All records should be reproduced verbatim.

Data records
***
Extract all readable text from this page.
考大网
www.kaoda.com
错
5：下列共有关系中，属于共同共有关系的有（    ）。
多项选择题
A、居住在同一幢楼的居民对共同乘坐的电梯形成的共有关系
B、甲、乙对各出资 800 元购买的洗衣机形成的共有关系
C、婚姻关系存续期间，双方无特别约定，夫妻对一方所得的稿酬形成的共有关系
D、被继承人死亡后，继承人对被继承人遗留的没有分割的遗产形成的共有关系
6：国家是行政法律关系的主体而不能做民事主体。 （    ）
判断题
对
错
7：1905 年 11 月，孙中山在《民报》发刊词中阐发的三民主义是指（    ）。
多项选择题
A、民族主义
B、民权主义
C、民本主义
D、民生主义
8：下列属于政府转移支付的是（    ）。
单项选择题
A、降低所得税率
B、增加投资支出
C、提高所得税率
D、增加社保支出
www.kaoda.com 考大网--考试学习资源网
***
* **Correct output**
Extract all readable text from this page.
考大网
www.kaoda.com
错
5：下列共有关系中，属于共同共有关系的有（    ）。
多项选择题
A、居住在同一幢楼的居民对共同乘坐的电梯形成的共有关系
B、甲、乙对各出资 800 元购买的洗衣机形成的共有关系
C、婚姻关系存续期间，双方无特别约定，夫妻对一方所得的稿酬形成的共有关系
D、被继承人死亡后，继承人对被继承人遗留的没有分割的遗产形成的共有关系
6：国家是行政法律关系的主体而不能做民事主体。 （    ）
判断题
对
错
7：1905 年 11 月，孙中山在《民报》发刊词中阐发的三民主义是指（    ）。
多项选择题
A、民族主义
B、民权主义
C、民本主义
D、民生主义
8：下列属于政府转移支付的是（    ）。
单项选择题
A、降低所得税率
B、增加投资支出
C、提高所得税率
D、增加社保支出
www.kaoda.com 考大网--考试学习资源网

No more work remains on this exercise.